Transcribe everything in the entries below, from their start down through the line containing "contour-area [442, 484, 557, 665]".

• [Element location data]
□ □ □

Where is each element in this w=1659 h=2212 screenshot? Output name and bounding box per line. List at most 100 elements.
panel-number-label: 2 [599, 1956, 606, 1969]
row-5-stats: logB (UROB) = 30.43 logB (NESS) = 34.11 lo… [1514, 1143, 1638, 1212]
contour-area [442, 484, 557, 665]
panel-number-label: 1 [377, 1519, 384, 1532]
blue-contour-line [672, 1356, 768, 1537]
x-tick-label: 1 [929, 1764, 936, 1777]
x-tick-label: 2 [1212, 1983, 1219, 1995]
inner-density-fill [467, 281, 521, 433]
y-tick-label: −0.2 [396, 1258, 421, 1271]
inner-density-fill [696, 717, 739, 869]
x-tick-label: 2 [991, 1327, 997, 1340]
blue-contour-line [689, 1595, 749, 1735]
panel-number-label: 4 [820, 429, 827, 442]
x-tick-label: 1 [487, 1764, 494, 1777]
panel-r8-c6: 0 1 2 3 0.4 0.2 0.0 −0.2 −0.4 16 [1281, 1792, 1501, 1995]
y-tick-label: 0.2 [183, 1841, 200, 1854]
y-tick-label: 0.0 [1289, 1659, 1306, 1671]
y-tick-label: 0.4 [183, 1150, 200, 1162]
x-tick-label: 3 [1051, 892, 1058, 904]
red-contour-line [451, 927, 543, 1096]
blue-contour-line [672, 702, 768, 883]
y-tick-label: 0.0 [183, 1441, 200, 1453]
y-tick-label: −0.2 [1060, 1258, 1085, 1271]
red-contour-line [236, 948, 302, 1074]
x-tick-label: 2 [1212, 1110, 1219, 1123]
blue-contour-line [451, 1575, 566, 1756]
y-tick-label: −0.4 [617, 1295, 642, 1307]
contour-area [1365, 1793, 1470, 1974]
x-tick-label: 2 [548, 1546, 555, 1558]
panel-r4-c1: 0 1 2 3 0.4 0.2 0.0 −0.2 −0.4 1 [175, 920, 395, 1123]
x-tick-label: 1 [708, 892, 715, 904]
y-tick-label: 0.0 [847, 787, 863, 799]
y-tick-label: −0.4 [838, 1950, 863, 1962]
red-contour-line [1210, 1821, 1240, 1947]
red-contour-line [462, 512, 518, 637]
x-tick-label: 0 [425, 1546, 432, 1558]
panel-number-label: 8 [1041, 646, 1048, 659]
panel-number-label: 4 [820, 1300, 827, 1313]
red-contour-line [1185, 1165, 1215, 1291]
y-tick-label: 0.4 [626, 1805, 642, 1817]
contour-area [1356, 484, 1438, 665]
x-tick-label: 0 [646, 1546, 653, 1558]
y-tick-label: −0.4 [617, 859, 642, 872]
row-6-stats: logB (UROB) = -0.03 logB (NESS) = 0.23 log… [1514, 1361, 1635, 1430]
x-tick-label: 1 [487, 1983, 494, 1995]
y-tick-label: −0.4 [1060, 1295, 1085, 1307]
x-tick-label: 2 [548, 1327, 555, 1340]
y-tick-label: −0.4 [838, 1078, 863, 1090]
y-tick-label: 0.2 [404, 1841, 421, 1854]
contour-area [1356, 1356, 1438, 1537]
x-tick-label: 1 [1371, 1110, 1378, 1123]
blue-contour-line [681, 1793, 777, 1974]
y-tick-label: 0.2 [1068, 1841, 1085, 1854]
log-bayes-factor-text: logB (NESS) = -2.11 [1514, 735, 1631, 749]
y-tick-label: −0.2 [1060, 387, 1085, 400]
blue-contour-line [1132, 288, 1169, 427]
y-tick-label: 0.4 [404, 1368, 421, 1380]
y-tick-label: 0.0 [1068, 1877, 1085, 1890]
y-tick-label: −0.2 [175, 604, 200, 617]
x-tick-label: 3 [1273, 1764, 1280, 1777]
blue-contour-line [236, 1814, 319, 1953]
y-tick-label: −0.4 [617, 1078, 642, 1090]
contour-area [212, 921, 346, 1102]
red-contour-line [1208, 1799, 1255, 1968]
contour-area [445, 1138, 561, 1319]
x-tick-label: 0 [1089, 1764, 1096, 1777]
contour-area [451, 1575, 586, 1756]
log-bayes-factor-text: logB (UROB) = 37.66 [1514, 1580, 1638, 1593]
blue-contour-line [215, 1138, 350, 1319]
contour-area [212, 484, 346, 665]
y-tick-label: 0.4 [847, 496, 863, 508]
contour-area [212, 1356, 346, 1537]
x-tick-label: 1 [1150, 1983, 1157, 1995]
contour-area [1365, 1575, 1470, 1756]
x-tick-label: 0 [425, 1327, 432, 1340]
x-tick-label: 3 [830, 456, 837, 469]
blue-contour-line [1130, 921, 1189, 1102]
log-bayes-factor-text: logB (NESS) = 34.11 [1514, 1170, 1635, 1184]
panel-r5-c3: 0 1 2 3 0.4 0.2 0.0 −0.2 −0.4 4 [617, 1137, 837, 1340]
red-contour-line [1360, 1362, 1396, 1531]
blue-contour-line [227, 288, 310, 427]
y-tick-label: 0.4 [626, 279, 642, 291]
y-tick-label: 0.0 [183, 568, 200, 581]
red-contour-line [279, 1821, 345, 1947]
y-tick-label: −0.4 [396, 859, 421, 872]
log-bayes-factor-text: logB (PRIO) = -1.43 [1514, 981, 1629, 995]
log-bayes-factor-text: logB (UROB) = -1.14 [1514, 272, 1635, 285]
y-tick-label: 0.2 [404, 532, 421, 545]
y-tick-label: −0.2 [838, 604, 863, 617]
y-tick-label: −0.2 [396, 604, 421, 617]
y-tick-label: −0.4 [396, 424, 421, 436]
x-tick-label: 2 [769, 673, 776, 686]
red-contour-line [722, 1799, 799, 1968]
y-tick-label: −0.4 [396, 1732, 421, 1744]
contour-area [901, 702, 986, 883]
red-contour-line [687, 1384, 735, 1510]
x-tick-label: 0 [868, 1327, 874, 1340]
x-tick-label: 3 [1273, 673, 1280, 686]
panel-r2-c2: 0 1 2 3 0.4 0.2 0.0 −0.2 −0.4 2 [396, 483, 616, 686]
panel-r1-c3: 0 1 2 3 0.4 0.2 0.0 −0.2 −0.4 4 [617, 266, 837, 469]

□ □ □

• [Answer for this exercise]
Where is each element in this w=1659 h=2212 screenshot? Output name and bounding box per line. List at most 100 elements.
panel-number-label: 2 [599, 1956, 606, 1969]
row-5-stats: logB (UROB) = 30.43 logB (NESS) = 34.11 lo… [1514, 1143, 1638, 1212]
contour-area [442, 484, 557, 665]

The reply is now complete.